▶ [The problem]
Quote the listing below in full and exactly as written, but omit every picture.

▶ [Stored data]
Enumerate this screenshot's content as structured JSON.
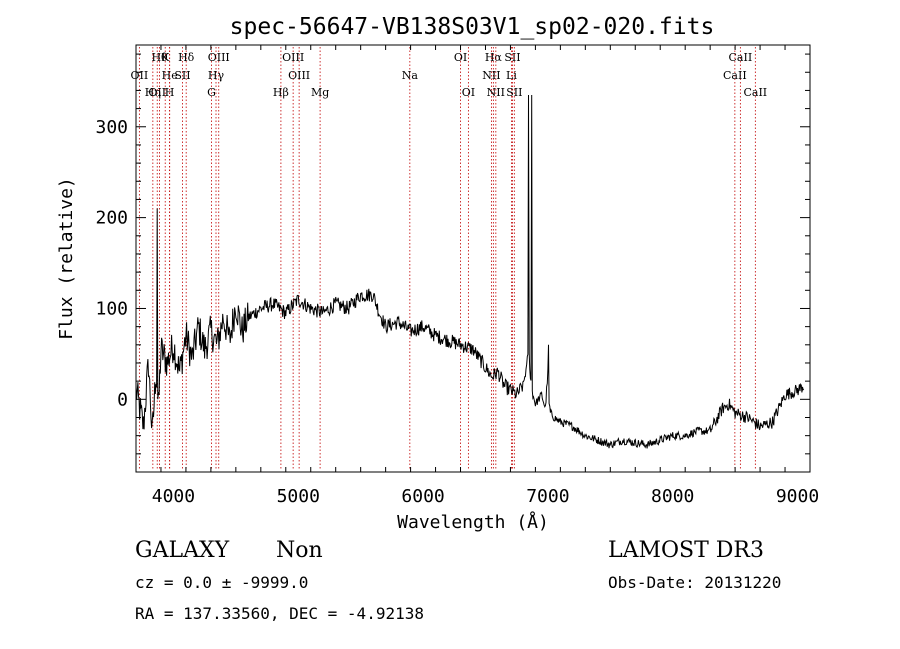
{
  "chart_data": {
    "type": "line",
    "title": "spec-56647-VB138S03V1_sp02-020.fits",
    "xlabel": "Wavelength (Å)",
    "ylabel": "Flux (relative)",
    "xlim": [
      3700,
      9100
    ],
    "ylim": [
      -80,
      390
    ],
    "x_ticks": [
      4000,
      5000,
      6000,
      7000,
      8000,
      9000
    ],
    "y_ticks": [
      0,
      100,
      200,
      300
    ],
    "line_color": "#000000",
    "marker_color": "#c00000",
    "series": [
      {
        "name": "spectrum",
        "x": [
          3700,
          3760,
          3800,
          3830,
          3860,
          3880,
          3900,
          3950,
          4000,
          4050,
          4100,
          4150,
          4200,
          4250,
          4300,
          4350,
          4400,
          4450,
          4500,
          4550,
          4600,
          4700,
          4800,
          4900,
          5000,
          5100,
          5200,
          5300,
          5400,
          5500,
          5600,
          5650,
          5700,
          5800,
          5900,
          6000,
          6100,
          6200,
          6300,
          6400,
          6500,
          6550,
          6600,
          6650,
          6700,
          6750,
          6800,
          6830,
          6845,
          6860,
          6880,
          6900,
          6950,
          6980,
          7000,
          7010,
          7020,
          7050,
          7100,
          7200,
          7300,
          7400,
          7500,
          7600,
          7700,
          7800,
          7900,
          8000,
          8100,
          8200,
          8300,
          8400,
          8450,
          8500,
          8600,
          8700,
          8800,
          8900,
          9000,
          9050
        ],
        "y": [
          10,
          -30,
          40,
          -40,
          30,
          -10,
          55,
          40,
          60,
          30,
          70,
          45,
          80,
          55,
          75,
          60,
          90,
          65,
          105,
          75,
          90,
          100,
          105,
          95,
          110,
          100,
          95,
          105,
          100,
          115,
          115,
          95,
          80,
          85,
          75,
          80,
          70,
          65,
          60,
          55,
          35,
          25,
          30,
          15,
          10,
          5,
          15,
          35,
          60,
          25,
          5,
          -5,
          5,
          -10,
          30,
          -5,
          -15,
          -20,
          -25,
          -30,
          -40,
          -45,
          -50,
          -45,
          -48,
          -50,
          -45,
          -40,
          -40,
          -35,
          -35,
          -10,
          -5,
          -15,
          -20,
          -30,
          -25,
          5,
          10,
          15
        ]
      }
    ],
    "spikes": [
      {
        "x": 3870,
        "y": 210
      },
      {
        "x": 6845,
        "y": 335
      },
      {
        "x": 6872,
        "y": 335
      },
      {
        "x": 7003,
        "y": 60
      }
    ],
    "lines": [
      {
        "name": "OII",
        "wave": 3727,
        "row": 2
      },
      {
        "name": "OII",
        "wave": 3870,
        "row": 3
      },
      {
        "name": "Hθ",
        "wave": 3889,
        "row": 1
      },
      {
        "name": "He",
        "wave": 3970,
        "row": 2
      },
      {
        "name": "Hη",
        "wave": 3835,
        "row": 3
      },
      {
        "name": "K",
        "wave": 3934,
        "row": 1
      },
      {
        "name": "H",
        "wave": 3969,
        "row": 3
      },
      {
        "name": "Hδ",
        "wave": 4102,
        "row": 1
      },
      {
        "name": "SII",
        "wave": 4072,
        "row": 2
      },
      {
        "name": "OIII",
        "wave": 4363,
        "row": 1
      },
      {
        "name": "Hγ",
        "wave": 4341,
        "row": 2
      },
      {
        "name": "G",
        "wave": 4305,
        "row": 3
      },
      {
        "name": "OIII",
        "wave": 4959,
        "row": 1
      },
      {
        "name": "OIII",
        "wave": 5007,
        "row": 2
      },
      {
        "name": "Hβ",
        "wave": 4861,
        "row": 3
      },
      {
        "name": "Mg",
        "wave": 5175,
        "row": 3
      },
      {
        "name": "Na",
        "wave": 5894,
        "row": 2
      },
      {
        "name": "OI",
        "wave": 6300,
        "row": 1
      },
      {
        "name": "OI",
        "wave": 6363,
        "row": 3
      },
      {
        "name": "Hα",
        "wave": 6563,
        "row": 1
      },
      {
        "name": "SII",
        "wave": 6716,
        "row": 1
      },
      {
        "name": "NII",
        "wave": 6548,
        "row": 2
      },
      {
        "name": "Li",
        "wave": 6708,
        "row": 2
      },
      {
        "name": "NII",
        "wave": 6583,
        "row": 3
      },
      {
        "name": "SII",
        "wave": 6731,
        "row": 3
      },
      {
        "name": "CaII",
        "wave": 8542,
        "row": 1
      },
      {
        "name": "CaII",
        "wave": 8498,
        "row": 2
      },
      {
        "name": "CaII",
        "wave": 8662,
        "row": 3
      }
    ]
  },
  "info": {
    "object_type": "GALAXY",
    "subclass": "Non",
    "survey": "LAMOST DR3",
    "cz": "cz = 0.0 ± -9999.0",
    "obs_date": "Obs-Date: 20131220",
    "coords": "RA = 137.33560, DEC =  -4.92138"
  }
}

▶ [Reply]
Enumerate this screenshot's content as structured JSON.
{
  "chart_data": {
    "type": "line",
    "title": "spec-56647-VB138S03V1_sp02-020.fits",
    "xlabel": "Wavelength (Å)",
    "ylabel": "Flux (relative)",
    "xlim": [
      3700,
      9100
    ],
    "ylim": [
      -80,
      390
    ],
    "x_ticks": [
      4000,
      5000,
      6000,
      7000,
      8000,
      9000
    ],
    "y_ticks": [
      0,
      100,
      200,
      300
    ],
    "line_color": "#000000",
    "marker_color": "#c00000",
    "series": [
      {
        "name": "spectrum",
        "x": [
          3700,
          3760,
          3800,
          3830,
          3860,
          3880,
          3900,
          3950,
          4000,
          4050,
          4100,
          4150,
          4200,
          4250,
          4300,
          4350,
          4400,
          4450,
          4500,
          4550,
          4600,
          4700,
          4800,
          4900,
          5000,
          5100,
          5200,
          5300,
          5400,
          5500,
          5600,
          5650,
          5700,
          5800,
          5900,
          6000,
          6100,
          6200,
          6300,
          6400,
          6500,
          6550,
          6600,
          6650,
          6700,
          6750,
          6800,
          6830,
          6845,
          6860,
          6880,
          6900,
          6950,
          6980,
          7000,
          7010,
          7020,
          7050,
          7100,
          7200,
          7300,
          7400,
          7500,
          7600,
          7700,
          7800,
          7900,
          8000,
          8100,
          8200,
          8300,
          8400,
          8450,
          8500,
          8600,
          8700,
          8800,
          8900,
          9000,
          9050
        ],
        "y": [
          10,
          -30,
          40,
          -40,
          30,
          -10,
          55,
          40,
          60,
          30,
          70,
          45,
          80,
          55,
          75,
          60,
          90,
          65,
          105,
          75,
          90,
          100,
          105,
          95,
          110,
          100,
          95,
          105,
          100,
          115,
          115,
          95,
          80,
          85,
          75,
          80,
          70,
          65,
          60,
          55,
          35,
          25,
          30,
          15,
          10,
          5,
          15,
          35,
          60,
          25,
          5,
          -5,
          5,
          -10,
          30,
          -5,
          -15,
          -20,
          -25,
          -30,
          -40,
          -45,
          -50,
          -45,
          -48,
          -50,
          -45,
          -40,
          -40,
          -35,
          -35,
          -10,
          -5,
          -15,
          -20,
          -30,
          -25,
          5,
          10,
          15
        ]
      }
    ],
    "spikes": [
      {
        "x": 3870,
        "y": 210
      },
      {
        "x": 6845,
        "y": 335
      },
      {
        "x": 6872,
        "y": 335
      },
      {
        "x": 7003,
        "y": 60
      }
    ],
    "lines": [
      {
        "name": "OII",
        "wave": 3727,
        "row": 2
      },
      {
        "name": "OII",
        "wave": 3870,
        "row": 3
      },
      {
        "name": "Hθ",
        "wave": 3889,
        "row": 1
      },
      {
        "name": "He",
        "wave": 3970,
        "row": 2
      },
      {
        "name": "Hη",
        "wave": 3835,
        "row": 3
      },
      {
        "name": "K",
        "wave": 3934,
        "row": 1
      },
      {
        "name": "H",
        "wave": 3969,
        "row": 3
      },
      {
        "name": "Hδ",
        "wave": 4102,
        "row": 1
      },
      {
        "name": "SII",
        "wave": 4072,
        "row": 2
      },
      {
        "name": "OIII",
        "wave": 4363,
        "row": 1
      },
      {
        "name": "Hγ",
        "wave": 4341,
        "row": 2
      },
      {
        "name": "G",
        "wave": 4305,
        "row": 3
      },
      {
        "name": "OIII",
        "wave": 4959,
        "row": 1
      },
      {
        "name": "OIII",
        "wave": 5007,
        "row": 2
      },
      {
        "name": "Hβ",
        "wave": 4861,
        "row": 3
      },
      {
        "name": "Mg",
        "wave": 5175,
        "row": 3
      },
      {
        "name": "Na",
        "wave": 5894,
        "row": 2
      },
      {
        "name": "OI",
        "wave": 6300,
        "row": 1
      },
      {
        "name": "OI",
        "wave": 6363,
        "row": 3
      },
      {
        "name": "Hα",
        "wave": 6563,
        "row": 1
      },
      {
        "name": "SII",
        "wave": 6716,
        "row": 1
      },
      {
        "name": "NII",
        "wave": 6548,
        "row": 2
      },
      {
        "name": "Li",
        "wave": 6708,
        "row": 2
      },
      {
        "name": "NII",
        "wave": 6583,
        "row": 3
      },
      {
        "name": "SII",
        "wave": 6731,
        "row": 3
      },
      {
        "name": "CaII",
        "wave": 8542,
        "row": 1
      },
      {
        "name": "CaII",
        "wave": 8498,
        "row": 2
      },
      {
        "name": "CaII",
        "wave": 8662,
        "row": 3
      }
    ]
  },
  "info": {
    "object_type": "GALAXY",
    "subclass": "Non",
    "survey": "LAMOST DR3",
    "cz": "cz = 0.0 ± -9999.0",
    "obs_date": "Obs-Date: 20131220",
    "coords": "RA = 137.33560, DEC =  -4.92138"
  }
}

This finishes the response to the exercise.